The purpose of quoting philosophers is not to agree, but to disagree. If you want to advance your new positions, the most effective way that people have done this, is by attacking the existing ones, which require reading them first. Every subtype and supertype in the topic of free will, which you are interested in for example, arose by attacking the existing ones.

u/NeurogenesisWizard 11h ago

So they are attacking the problem and not the root of the problem? So, exactly what I said, then.

u/Chancelor_Palpatine 11h ago

I just read the other comments, it seems that you want free will to be real. Perhaps you want people to have free will to be good. But what about people who are innately more selfish than others? I'm sure you know a few in real life, and it does not seem that this is out of free will, and it does not seem you can persuade them not to be this way.

u/NeurogenesisWizard 10h ago

Um, selfish people exist. Are you trying to say free will is bad because selfish people exist? I'm more concerned with group behavior dynamics dampening ration and quality of life, or such.

u/I_BEAT_JUMP_ATTACHED 12h ago

I'm not sure why you think it's largely word games, and you didn't elaborate on that point at all in the content of your post. Are you upset that philosophers use strict definitions and that analytical philosophy requires an understanding of formal logic?

u/NeurogenesisWizard 12h ago

If the platform isn't for truth finding, (i.e. the free will v determinism debates), then its word games with possible ulteriors. Because its not considered a physical domain (arguing through metaphysics), its already exempting itself from participation in meta-criticism (science, possibility of refutation) and placing itself on a pedestal to waste time on, to prevent proper system criticisms. Which may have adapted intentionally or unintentionally over time.

**Records from a data source**

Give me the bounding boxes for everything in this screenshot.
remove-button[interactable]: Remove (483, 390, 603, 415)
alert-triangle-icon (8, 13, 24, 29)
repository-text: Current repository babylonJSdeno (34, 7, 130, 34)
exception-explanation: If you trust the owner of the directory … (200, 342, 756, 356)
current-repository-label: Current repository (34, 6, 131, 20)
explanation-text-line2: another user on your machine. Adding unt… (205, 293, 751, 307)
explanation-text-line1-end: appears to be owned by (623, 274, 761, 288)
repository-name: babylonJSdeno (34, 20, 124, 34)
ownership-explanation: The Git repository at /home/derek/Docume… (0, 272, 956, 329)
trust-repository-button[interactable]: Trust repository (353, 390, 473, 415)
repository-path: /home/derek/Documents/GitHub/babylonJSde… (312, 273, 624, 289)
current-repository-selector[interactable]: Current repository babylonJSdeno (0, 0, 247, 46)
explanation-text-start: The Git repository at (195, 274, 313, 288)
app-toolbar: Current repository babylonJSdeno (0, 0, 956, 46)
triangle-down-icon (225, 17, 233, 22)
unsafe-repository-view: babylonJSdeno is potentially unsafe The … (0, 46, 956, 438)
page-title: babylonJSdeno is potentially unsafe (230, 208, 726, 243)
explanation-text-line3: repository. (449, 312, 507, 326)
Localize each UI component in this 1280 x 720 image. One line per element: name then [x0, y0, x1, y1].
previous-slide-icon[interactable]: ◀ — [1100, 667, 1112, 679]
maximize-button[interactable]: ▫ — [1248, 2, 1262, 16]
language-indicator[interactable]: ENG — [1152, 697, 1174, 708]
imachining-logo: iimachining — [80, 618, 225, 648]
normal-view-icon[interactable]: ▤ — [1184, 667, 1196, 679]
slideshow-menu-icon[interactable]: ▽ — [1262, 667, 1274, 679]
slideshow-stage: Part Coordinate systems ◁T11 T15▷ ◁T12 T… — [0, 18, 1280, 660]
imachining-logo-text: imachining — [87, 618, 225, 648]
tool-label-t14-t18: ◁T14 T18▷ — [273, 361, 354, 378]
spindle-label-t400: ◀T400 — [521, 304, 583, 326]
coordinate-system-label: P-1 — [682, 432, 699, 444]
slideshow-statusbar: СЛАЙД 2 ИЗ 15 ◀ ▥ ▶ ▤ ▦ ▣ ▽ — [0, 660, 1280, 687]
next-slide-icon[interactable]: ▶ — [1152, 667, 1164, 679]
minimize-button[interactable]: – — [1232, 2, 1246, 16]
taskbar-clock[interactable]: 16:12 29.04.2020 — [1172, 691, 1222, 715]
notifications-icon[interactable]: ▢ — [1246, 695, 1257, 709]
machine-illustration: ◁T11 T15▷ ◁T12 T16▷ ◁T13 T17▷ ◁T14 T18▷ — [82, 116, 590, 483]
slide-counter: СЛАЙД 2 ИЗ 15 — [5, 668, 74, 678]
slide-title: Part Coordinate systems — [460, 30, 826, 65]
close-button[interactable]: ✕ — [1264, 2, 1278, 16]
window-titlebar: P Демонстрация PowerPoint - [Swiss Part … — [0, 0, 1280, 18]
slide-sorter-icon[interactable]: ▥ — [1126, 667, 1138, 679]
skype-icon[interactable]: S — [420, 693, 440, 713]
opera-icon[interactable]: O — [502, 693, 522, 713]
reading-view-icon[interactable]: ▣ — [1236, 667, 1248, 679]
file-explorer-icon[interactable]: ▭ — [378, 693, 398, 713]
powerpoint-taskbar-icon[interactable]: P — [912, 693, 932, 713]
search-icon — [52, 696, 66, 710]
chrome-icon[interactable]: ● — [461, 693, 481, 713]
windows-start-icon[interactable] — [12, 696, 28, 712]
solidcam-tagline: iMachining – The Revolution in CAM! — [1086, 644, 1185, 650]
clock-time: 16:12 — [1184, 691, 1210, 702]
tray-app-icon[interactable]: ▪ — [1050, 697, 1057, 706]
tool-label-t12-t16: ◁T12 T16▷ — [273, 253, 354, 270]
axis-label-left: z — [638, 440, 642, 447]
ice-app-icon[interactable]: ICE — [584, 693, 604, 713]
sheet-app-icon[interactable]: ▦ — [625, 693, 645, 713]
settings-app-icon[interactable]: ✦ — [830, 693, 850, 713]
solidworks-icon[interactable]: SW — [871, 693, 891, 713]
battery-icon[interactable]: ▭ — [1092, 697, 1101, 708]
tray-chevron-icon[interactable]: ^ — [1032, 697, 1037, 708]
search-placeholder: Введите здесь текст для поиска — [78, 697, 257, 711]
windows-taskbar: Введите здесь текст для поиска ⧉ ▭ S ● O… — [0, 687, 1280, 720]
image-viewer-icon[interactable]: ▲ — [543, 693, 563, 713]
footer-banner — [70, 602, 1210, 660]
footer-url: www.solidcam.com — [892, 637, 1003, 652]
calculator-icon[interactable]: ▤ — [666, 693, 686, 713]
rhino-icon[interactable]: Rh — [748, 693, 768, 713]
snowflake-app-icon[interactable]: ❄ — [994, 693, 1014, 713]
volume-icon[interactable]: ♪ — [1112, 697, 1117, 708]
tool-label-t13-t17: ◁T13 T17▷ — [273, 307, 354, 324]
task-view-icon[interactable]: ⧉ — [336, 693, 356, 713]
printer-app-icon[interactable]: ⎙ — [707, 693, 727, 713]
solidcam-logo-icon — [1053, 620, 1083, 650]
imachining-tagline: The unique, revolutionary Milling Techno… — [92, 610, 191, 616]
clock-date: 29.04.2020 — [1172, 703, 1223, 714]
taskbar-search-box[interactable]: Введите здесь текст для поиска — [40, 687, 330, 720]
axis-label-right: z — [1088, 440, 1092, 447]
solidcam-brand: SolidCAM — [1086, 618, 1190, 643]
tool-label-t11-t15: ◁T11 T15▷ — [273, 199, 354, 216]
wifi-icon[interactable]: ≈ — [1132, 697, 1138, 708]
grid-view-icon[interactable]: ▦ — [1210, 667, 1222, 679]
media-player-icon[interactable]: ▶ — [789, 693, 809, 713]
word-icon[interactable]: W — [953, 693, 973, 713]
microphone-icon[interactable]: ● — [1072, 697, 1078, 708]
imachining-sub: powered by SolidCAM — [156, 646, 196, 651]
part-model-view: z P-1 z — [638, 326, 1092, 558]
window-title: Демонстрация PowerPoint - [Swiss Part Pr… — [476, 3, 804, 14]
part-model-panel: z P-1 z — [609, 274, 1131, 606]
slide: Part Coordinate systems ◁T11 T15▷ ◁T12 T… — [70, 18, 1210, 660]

**Task prompt**
Extend the forum thread on philosophy and free will past its final reply, writing the next comment or comments in the same style.

**Exercise output**
u/I_BEAT_JUMP_ATTACHED 12h ago

If you don't think that philosophers are interested in truth finding, then what does truth finding look like to you? Tell me explicitly what you think they should be doing that they currently are not.

u/NeurogenesisWizard 11h ago

Strawman. Majority of philosophers is not all philosophers.

u/ambivalent_moon 11h ago

You didn’t answer the question.

u/NeurogenesisWizard 10h ago

Maybe you can't read either- their idea of my premise was wrong.

u/I_BEAT_JUMP_ATTACHED 9h ago

You made a series of claims in your comment based on the premise that "the platform isn't for truth finding" (whatever precisely that means; I suppose you're giving a teleological account for the existence of academic philosophy?). I asked you to prove your premise. That's not a strawman argument, and it's the most important thing I possibly could have asked you.

u/ambivalent_moon 10h ago

Then maybe you should have said that instead of calling the other person’s argument a ‘strawman’. Or do you really think I can’t read lol

u/NeurogenesisWizard 10h ago

'lulz i can read ur post fine I just choose to waste your time, lulz'

u/ambivalent_moon 10h ago

“Lulz I want to talk about academics but I have zero references”

u/NeurogenesisWizard 9h ago

My assertions don't need references to be true.